INSTRUCTIONS:
1. Copy the airport text from "Although the airport" to "a tax office.", renaming "tax office" as "customs office".
2. According to the airport text, how many DAMRI bus routes are currently in operation, and between which points?

PAGE TEXT:

*****

Although the airport does not currently serve any regular international flights, it is equipped with the necessary facilities to accommodate them, including an immigration office, a quarantine facility, and a tax office.

==Airlines and destinations==
===Passenger===

| Airlines | Destinations |
|---|---|
| Batik Air | Jakarta–Soekarno-Hatta, Makassar, Nabire |
| Citilink | Jakarta–Soekarno-Hatta |
| Garuda Indonesia | Jakarta–Soekarno-Hatta |
| Lion Air | Jakarta–Soekarno-Hatta, Langgur, Makassar, Sorong, Surabaya |
| Smart Aviation | Banda Neira, Kisar, Wahai |
| Trigana Air | Namrole, Sanana, Tiakur |
| Wings Air | Dobo, Namlea, Saumlaki, Ternate |

== Statistics ==

Annual passenger numbers and aircraft statistics
| Year | Passengers handled | Passenger % change | Cargo (tonnes) | Cargo % change | Aircraft movements | Aircraft % change |
| 2006 | 444,314 | Steady | 2,342 | Steady | 7,230 | Steady |
| 2007 | 523,552 | +17.8 | 2,736 | +16.8 | 7,889 | +9.1 |
| 2008 | 534,270 | +2.0 | 2,884 | +5.4 | 7,609 | −3.5 |
| 2009 | 660,415 | +23.6 | 2,683 | −7.0 | 9,099 | +19.6 |
| 2010 | 719,254 | +8.9 | 2,931 | +9.2 | 11,305 | +24.2 |
| 2011 | 819,651 | +14.0 | 2,999 | +2.3 | 10,804 | −4.4 |
| 2012 | 1,075,031 | +31.2 | 2,825 | −5.8 | 11,084 | +2.6 |
| 2013 | 1,002,419 | −6.8 | 3,800 | +34.5 | 12,827 | +15.7 |
| 2014 | 1,192,355 | +18.9 | 4,895 | +28.8 | 15,986 | +24.6 |
| 2015 | 1,317,041 | +10.5 | 6,024 | +23.1 | 16,767 | +4.9 |
| 2016 | 1,360,183 | +3.3 | 5,790 | −3.9 | 17,601 | +5.0 |
| 2017 | 1,364,210 | +0.3 | 6,904 | +19.2 | 19,874 | +12.9 |
| 2018 | 1,515,993 | +11.1 | 7,972 | +15.5 | 20,079 | +1.0 |
| 2019 | 1,198,829 | −20.9 | 5,595 | −29.8 | 15,471 | −22.9 |
| 2020 | 614,057 | −48.8 | 5,751 | +2.8 | 10,440 | −32.5 |
| 2021 | 735,104 | +19.7 | 7,247 | +26.0 | 12,140 | +16.3 |
| 2022 | 990,974 | +34.8 | 7,650 | +5.6 | 12,870 | +6.0 |
| 2023 | 757,203 | −23.6 | 6,782 | −11.3 | 9,338 | −27.4 |
| 2024 | 832,751 | +10.0 | 7,554 | +11.4 | 9,152 | −2.0 |
^{Source: DGCA, BPS}

==Ground transportation==
=== DAMRI Bus ===
Perum DAMRI operates a bus service connecting Pattimura Airport to the surrounding area. Currently, there is only one route in operation, running between Pattimura Airport and Merdeka Square in downtown Ambon.

The route from the airport to Merdeka Square is as follows: Pattimura Airport – Hative Besar – Wayame – Poka – Rumah Tiga – Waiheru – Nania – Passo – Lateri – Halong – Galala – Batu Merah – DPRD Office – Hotel Manise – Hotel Amboina – Tugu Trikora – Mangga Dua – Jasindo Insurance Office – Hotel Abdulalie – Jalan AY Patty – Merdeka Square.

*****

LISTED RECORDS:
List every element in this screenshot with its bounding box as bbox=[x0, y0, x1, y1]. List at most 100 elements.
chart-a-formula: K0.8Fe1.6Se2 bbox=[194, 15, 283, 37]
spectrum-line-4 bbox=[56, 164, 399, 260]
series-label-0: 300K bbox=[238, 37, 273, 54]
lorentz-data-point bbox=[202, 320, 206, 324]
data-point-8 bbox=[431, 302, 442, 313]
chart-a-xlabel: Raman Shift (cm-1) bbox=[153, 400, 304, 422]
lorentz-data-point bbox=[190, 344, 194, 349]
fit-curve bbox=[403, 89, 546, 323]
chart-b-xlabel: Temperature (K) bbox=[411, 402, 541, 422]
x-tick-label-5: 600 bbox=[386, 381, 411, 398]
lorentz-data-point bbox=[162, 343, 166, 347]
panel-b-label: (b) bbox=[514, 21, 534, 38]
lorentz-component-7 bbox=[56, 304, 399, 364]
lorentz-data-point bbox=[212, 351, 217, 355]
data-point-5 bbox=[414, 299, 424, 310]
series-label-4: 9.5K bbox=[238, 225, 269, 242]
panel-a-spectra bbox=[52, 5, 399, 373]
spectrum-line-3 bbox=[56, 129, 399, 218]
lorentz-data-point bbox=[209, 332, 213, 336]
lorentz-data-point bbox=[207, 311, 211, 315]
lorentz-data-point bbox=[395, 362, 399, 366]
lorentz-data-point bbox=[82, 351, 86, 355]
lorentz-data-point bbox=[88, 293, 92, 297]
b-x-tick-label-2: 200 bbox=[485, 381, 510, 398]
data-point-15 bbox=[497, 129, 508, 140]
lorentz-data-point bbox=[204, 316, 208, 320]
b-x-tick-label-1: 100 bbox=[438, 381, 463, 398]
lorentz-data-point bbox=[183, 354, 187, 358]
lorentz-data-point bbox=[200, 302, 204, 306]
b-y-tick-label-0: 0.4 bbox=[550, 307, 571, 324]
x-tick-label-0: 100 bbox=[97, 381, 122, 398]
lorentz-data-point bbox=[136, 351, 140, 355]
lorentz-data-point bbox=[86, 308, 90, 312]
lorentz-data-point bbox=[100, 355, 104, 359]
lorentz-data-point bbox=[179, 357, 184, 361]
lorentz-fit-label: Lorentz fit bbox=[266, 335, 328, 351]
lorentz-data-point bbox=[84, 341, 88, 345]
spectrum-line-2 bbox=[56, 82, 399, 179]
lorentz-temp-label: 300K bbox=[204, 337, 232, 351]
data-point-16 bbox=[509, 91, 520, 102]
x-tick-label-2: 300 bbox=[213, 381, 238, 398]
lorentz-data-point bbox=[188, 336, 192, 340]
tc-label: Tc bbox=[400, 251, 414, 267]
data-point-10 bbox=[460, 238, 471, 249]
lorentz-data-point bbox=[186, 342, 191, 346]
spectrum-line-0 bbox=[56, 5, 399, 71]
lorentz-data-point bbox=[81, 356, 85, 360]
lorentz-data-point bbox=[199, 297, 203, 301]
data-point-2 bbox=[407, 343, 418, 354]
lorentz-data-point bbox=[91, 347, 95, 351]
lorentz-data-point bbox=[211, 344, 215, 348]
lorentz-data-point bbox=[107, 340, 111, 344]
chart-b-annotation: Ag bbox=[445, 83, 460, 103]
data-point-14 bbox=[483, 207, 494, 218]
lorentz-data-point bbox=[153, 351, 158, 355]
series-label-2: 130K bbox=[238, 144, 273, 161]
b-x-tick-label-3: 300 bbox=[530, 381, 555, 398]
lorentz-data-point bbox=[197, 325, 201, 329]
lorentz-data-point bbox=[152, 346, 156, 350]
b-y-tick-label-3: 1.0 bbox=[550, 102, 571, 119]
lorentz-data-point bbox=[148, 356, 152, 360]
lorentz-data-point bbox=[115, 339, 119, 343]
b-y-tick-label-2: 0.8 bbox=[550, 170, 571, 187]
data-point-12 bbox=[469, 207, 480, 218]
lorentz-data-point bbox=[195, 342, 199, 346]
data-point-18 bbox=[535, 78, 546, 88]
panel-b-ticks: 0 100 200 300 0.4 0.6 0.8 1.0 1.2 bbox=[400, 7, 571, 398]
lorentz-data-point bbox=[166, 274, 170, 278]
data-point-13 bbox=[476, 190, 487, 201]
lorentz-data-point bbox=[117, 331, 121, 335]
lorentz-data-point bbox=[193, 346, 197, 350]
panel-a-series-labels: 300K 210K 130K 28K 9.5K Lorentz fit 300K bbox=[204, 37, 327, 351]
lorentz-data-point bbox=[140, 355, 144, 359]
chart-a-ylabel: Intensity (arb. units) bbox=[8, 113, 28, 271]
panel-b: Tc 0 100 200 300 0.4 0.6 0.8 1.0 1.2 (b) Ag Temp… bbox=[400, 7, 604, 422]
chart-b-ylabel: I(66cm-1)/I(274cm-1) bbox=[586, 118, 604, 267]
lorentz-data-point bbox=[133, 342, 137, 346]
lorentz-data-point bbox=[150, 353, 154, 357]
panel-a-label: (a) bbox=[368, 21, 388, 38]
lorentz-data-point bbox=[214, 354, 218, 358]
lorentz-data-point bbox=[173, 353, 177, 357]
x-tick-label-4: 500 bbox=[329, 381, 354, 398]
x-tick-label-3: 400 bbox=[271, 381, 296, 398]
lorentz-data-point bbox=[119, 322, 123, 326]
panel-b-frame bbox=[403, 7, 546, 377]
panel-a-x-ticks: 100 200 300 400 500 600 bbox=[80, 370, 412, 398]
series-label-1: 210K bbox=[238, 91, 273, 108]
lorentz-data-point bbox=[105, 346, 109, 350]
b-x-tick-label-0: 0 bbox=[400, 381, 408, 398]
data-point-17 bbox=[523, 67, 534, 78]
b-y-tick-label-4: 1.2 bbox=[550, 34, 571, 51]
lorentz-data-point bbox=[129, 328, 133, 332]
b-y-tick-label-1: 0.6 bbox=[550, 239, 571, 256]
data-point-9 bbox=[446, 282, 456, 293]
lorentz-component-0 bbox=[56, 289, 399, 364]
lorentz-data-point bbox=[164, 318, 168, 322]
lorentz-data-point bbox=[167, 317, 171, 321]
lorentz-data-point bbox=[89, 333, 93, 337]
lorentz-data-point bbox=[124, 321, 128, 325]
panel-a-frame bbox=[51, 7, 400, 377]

*****

YOUR RESPONSES:
1.
Although the airport does not currently serve any regular international flights, it is equipped with the necessary facilities to accommodate them, including an immigration office, a quarantine facility, and a customs office.

2. Only one route is in operation. It runs between Pattimura Airport and Merdeka Square in downtown Ambon.